- _EXTRAIT DE PAGE_
--------------------------------------------------
On dirait que beaucoup de groupes ont du mal à gérer le rythme des tournées de nos jours…
Oui, parce qu’il y a d’abord la période pendant laquelle tu enregistres un album, ensuite il faut partir en tournée et ensuite il faut enregistrer un autre album, c’est une pression constante et à la fin forcément tu fais un burn-out. Et nous ne sommes même pas un gros groupe, ce qui fait peut-être que nous devons faire encore plus de concerts. Dans l’ensemble, je m’amuse énormément et les autres aussi, mais je pense vraiment que c’est nécessaire de faire une pause à un moment donné. Tu vois quand tu te rends compte que vraiment, il faut faire une pause maintenant.
En novembre 2018 le groupe annonce qu’il se sépare de Dorian Sorriaux. Cette annonce a été une grande surprise et a même peut-être été synonyme de déception pour les fans ; de son côté, Dorian a simplement déclaré qu’il en avait un peu assez de faire des riffs. Vous vous attendiez à son départ après toutes ces années ?
C’est difficile de partir en tournée et il était tellement jeune quand tout ça a démarré, moi-même j’étais tellement jeune à cette époque, j’allais avoir vingt ans et lui dix-sept. Ce que je veux dire, c’est que nous avons tous des problèmes à gérer et que cette pression qui s’ajoute par-dessus supprime finalement tout l’agrément qu’il y a à partir en tournée. Mais il n’était pas vraiment impliqué lorsque nous enregistrions des titres. Au final, tout est devenu un peu merdique [petits rires]. Je ne veux pas m’en prendre à quelqu’un ou raconter son histoire à sa place parce qu’il devrait pouvoir le faire lui-même. J’éprouve du respect pour Dorian, alors il devrait raconter ce qu’il s’est passé s’il en a envie. Il voulait jouer sa propre musique, de la musique folk, que j’aime beaucoup d’ailleurs et je lui souhaite le meilleur. J’aime toujours les albums sur lesquels il apparaît, j’ai gardé de bons souvenirs et tout, mais tout le monde ressent une certaine pression à faire partie d’un groupe, à devoir vivre tous ensemble, et ainsi de suite. Au final, on finit par perdre de vue que le groupe et la musique sont ce qui importe le plus. Et maintenant que nous avons ce nouveau line-up, je trouve que nous nous amusons, et tout le monde se concentre sur la musique et sur le fait d’être positif. C’est tout ce que j’ai envie de dire, parce que je ne veux pas être irrespectueuse envers lui.
--------------------------------------------------
- _TÂCHE A_
Modifiez les enregistrements de la ligne contenant "x-tick-label: 2016 (548, 480, 577, 495)" jusqu'à la ligne contenant "fan-band (46, 170, 627, 442)" incluse : remplacez "fan-band" par "bande-éventail" et recopiez ces lignes sans autre changement.
L'entretien et les enregistrements n'ont aucun lien entre eux.

- _DONNÉES DISPONIBLES_
--------------------------------------------------
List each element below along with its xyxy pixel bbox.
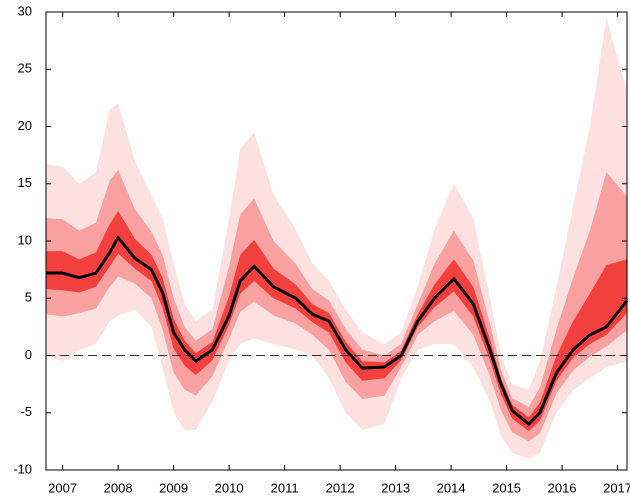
x-tick-label: 2016 (548, 480, 577, 495)
x-tick-label: 2008 (104, 480, 133, 495)
x-tick-label: 2014 (437, 480, 466, 495)
y-tick-label: 20 (18, 118, 32, 133)
x-tick-label: 2017 (603, 480, 630, 495)
x-tick-label: 2010 (215, 480, 244, 495)
y-tick-label: 10 (18, 232, 32, 247)
y-tick-label: 30 (18, 3, 32, 18)
y-tick-label: 0 (25, 347, 32, 362)
x-tick-label: 2007 (48, 480, 77, 495)
y-tick-label: 25 (18, 61, 32, 76)
x-tick-label: 2015 (492, 480, 521, 495)
y-tick-label: 5 (25, 290, 32, 305)
y-tick-label: -10 (13, 461, 32, 476)
fan-band (46, 170, 627, 442)
x-tick-label: 2013 (381, 480, 410, 495)
y-tick-label: -5 (20, 404, 32, 419)
x-tick-label: 2011 (271, 480, 299, 495)
median-line (46, 236, 629, 426)
y-tick-label: 15 (18, 175, 32, 190)
x-tick-label: 2009 (159, 480, 188, 495)
x-tick-label: 2012 (326, 480, 355, 495)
--------------------------------------------------
- _TÂCHE B_
D'après l'entretien, les affirmations suivantes sont-elles exactes ? (i) Quand tout a démarré, la personne interrogée allait avoir vingt ans et Dorian dix-sept. (ii) Le groupe a annoncé le départ de Dorian Sorriaux en novembre 2019. (iii) Dorian voulait jouer de la musique folk.

- _SOLUTION A_
x-tick-label: 2016 (548, 480, 577, 495)
x-tick-label: 2008 (104, 480, 133, 495)
x-tick-label: 2014 (437, 480, 466, 495)
y-tick-label: 20 (18, 118, 32, 133)
x-tick-label: 2017 (603, 480, 630, 495)
x-tick-label: 2010 (215, 480, 244, 495)
y-tick-label: 10 (18, 232, 32, 247)
y-tick-label: 30 (18, 3, 32, 18)
y-tick-label: 0 (25, 347, 32, 362)
x-tick-label: 2007 (48, 480, 77, 495)
y-tick-label: 25 (18, 61, 32, 76)
x-tick-label: 2015 (492, 480, 521, 495)
y-tick-label: 5 (25, 290, 32, 305)
y-tick-label: -10 (13, 461, 32, 476)
bande-éventail (46, 170, 627, 442)

- _SOLUTION B_
(i) Oui : « j’allais avoir vingt ans et lui dix-sept ».
(ii) Non : « En novembre 2018 le groupe annonce qu’il se sépare de Dorian Sorriaux ».
(iii) Oui : « Il voulait jouer sa propre musique, de la musique folk ».